* [Task prompt]:
Output every entry exactly, from the first line to the last.

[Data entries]
====
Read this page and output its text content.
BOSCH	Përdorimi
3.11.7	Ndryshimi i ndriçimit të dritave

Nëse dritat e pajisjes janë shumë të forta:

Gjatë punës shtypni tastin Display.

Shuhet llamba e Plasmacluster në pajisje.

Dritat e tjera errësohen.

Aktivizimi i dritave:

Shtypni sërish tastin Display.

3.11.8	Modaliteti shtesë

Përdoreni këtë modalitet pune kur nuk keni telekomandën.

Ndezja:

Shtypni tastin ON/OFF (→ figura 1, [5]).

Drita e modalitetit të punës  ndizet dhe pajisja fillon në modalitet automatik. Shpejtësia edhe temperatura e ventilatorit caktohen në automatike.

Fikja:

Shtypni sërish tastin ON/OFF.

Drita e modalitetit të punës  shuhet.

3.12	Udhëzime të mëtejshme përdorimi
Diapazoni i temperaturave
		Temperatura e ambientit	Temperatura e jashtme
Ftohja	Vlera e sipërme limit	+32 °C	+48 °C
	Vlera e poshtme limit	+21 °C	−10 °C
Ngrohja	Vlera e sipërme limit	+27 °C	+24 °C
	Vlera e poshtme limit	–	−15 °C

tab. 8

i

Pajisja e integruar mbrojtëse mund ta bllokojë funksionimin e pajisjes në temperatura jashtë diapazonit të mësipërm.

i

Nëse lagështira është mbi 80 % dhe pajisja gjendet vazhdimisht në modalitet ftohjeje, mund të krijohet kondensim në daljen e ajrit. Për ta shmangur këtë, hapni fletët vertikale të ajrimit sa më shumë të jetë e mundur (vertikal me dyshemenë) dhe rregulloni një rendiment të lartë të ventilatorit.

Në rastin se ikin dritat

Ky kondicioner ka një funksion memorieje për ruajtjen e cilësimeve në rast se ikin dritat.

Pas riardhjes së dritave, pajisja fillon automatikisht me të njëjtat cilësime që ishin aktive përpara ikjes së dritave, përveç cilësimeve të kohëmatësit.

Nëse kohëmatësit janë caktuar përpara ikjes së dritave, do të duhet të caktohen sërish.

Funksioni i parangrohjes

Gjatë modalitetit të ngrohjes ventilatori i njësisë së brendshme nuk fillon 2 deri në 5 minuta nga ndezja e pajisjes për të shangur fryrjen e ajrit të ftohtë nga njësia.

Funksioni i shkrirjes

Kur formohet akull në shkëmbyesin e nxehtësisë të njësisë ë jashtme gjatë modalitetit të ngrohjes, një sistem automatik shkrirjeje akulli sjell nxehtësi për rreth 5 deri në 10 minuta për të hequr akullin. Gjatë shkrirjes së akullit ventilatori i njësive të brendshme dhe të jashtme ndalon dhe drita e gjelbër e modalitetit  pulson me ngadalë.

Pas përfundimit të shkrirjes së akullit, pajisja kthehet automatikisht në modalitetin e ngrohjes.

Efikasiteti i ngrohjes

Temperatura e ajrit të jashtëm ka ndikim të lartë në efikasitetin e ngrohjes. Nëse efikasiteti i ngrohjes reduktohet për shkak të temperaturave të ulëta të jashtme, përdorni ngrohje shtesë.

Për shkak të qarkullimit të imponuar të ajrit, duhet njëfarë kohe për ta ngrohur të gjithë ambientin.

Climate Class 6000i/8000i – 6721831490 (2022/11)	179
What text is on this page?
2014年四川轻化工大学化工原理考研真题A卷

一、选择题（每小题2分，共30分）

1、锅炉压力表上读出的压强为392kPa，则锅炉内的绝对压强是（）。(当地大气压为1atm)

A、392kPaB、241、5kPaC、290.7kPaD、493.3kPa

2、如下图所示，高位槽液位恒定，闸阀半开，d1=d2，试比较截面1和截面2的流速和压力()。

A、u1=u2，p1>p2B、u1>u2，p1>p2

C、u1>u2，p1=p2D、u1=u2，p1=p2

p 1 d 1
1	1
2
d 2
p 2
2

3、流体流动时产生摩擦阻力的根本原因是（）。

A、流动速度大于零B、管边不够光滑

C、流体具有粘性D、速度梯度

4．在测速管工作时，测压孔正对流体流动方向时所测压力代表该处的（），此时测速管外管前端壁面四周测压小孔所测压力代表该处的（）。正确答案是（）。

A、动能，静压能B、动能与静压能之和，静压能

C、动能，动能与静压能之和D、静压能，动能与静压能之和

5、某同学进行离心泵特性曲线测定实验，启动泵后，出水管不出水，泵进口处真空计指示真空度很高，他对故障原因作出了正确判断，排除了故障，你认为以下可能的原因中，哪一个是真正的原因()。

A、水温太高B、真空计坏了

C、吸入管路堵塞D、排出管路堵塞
====
* [Solution for this task]:
Read this page and output its text content.
BOSCH	Përdorimi
3.11.7	Ndryshimi i ndriçimit të dritave

Nëse dritat e pajisjes janë shumë të forta:

Gjatë punës shtypni tastin Display.

Shuhet llamba e Plasmacluster në pajisje.

Dritat e tjera errësohen.

Aktivizimi i dritave:

Shtypni sërish tastin Display.

3.11.8	Modaliteti shtesë

Përdoreni këtë modalitet pune kur nuk keni telekomandën.

Ndezja:

Shtypni tastin ON/OFF (→ figura 1, [5]).

Drita e modalitetit të punës  ndizet dhe pajisja fillon në modalitet automatik. Shpejtësia edhe temperatura e ventilatorit caktohen në automatike.

Fikja:

Shtypni sërish tastin ON/OFF.

Drita e modalitetit të punës  shuhet.

3.12	Udhëzime të mëtejshme përdorimi
Diapazoni i temperaturave
		Temperatura e ambientit	Temperatura e jashtme
Ftohja	Vlera e sipërme limit	+32 °C	+48 °C
	Vlera e poshtme limit	+21 °C	−10 °C
Ngrohja	Vlera e sipërme limit	+27 °C	+24 °C
	Vlera e poshtme limit	–	−15 °C

tab. 8

i

Pajisja e integruar mbrojtëse mund ta bllokojë funksionimin e pajisjes në temperatura jashtë diapazonit të mësipërm.

i

Nëse lagështira është mbi 80 % dhe pajisja gjendet vazhdimisht në modalitet ftohjeje, mund të krijohet kondensim në daljen e ajrit. Për ta shmangur këtë, hapni fletët vertikale të ajrimit sa më shumë të jetë e mundur (vertikal me dyshemenë) dhe rregulloni një rendiment të lartë të ventilatorit.

Në rastin se ikin dritat

Ky kondicioner ka një funksion memorieje për ruajtjen e cilësimeve në rast se ikin dritat.

Pas riardhjes së dritave, pajisja fillon automatikisht me të njëjtat cilësime që ishin aktive përpara ikjes së dritave, përveç cilësimeve të kohëmatësit.

Nëse kohëmatësit janë caktuar përpara ikjes së dritave, do të duhet të caktohen sërish.

Funksioni i parangrohjes

Gjatë modalitetit të ngrohjes ventilatori i njësisë së brendshme nuk fillon 2 deri në 5 minuta nga ndezja e pajisjes për të shangur fryrjen e ajrit të ftohtë nga njësia.

Funksioni i shkrirjes

Kur formohet akull në shkëmbyesin e nxehtësisë të njësisë ë jashtme gjatë modalitetit të ngrohjes, një sistem automatik shkrirjeje akulli sjell nxehtësi për rreth 5 deri në 10 minuta për të hequr akullin. Gjatë shkrirjes së akullit ventilatori i njësive të brendshme dhe të jashtme ndalon dhe drita e gjelbër e modalitetit  pulson me ngadalë.

Pas përfundimit të shkrirjes së akullit, pajisja kthehet automatikisht në modalitetin e ngrohjes.

Efikasiteti i ngrohjes

Temperatura e ajrit të jashtëm ka ndikim të lartë në efikasitetin e ngrohjes. Nëse efikasiteti i ngrohjes reduktohet për shkak të temperaturave të ulëta të jashtme, përdorni ngrohje shtesë.

Për shkak të qarkullimit të imponuar të ajrit, duhet njëfarë kohe për ta ngrohur të gjithë ambientin.

Climate Class 6000i/8000i – 6721831490 (2022/11)	179
What text is on this page?
2014年四川轻化工大学化工原理考研真题A卷

一、选择题（每小题2分，共30分）

1、锅炉压力表上读出的压强为392kPa，则锅炉内的绝对压强是（）。(当地大气压为1atm)

A、392kPaB、241、5kPaC、290.7kPaD、493.3kPa

2、如下图所示，高位槽液位恒定，闸阀半开，d1=d2，试比较截面1和截面2的流速和压力()。

A、u1=u2，p1>p2B、u1>u2，p1>p2

C、u1>u2，p1=p2D、u1=u2，p1=p2

p 1 d 1
1	1
2
d 2
p 2
2

3、流体流动时产生摩擦阻力的根本原因是（）。

A、流动速度大于零B、管边不够光滑

C、流体具有粘性D、速度梯度

4．在测速管工作时，测压孔正对流体流动方向时所测压力代表该处的（），此时测速管外管前端壁面四周测压小孔所测压力代表该处的（）。正确答案是（）。

A、动能，静压能B、动能与静压能之和，静压能

C、动能，动能与静压能之和D、静压能，动能与静压能之和

5、某同学进行离心泵特性曲线测定实验，启动泵后，出水管不出水，泵进口处真空计指示真空度很高，他对故障原因作出了正确判断，排除了故障，你认为以下可能的原因中，哪一个是真正的原因()。

A、水温太高B、真空计坏了

C、吸入管路堵塞D、排出管路堵塞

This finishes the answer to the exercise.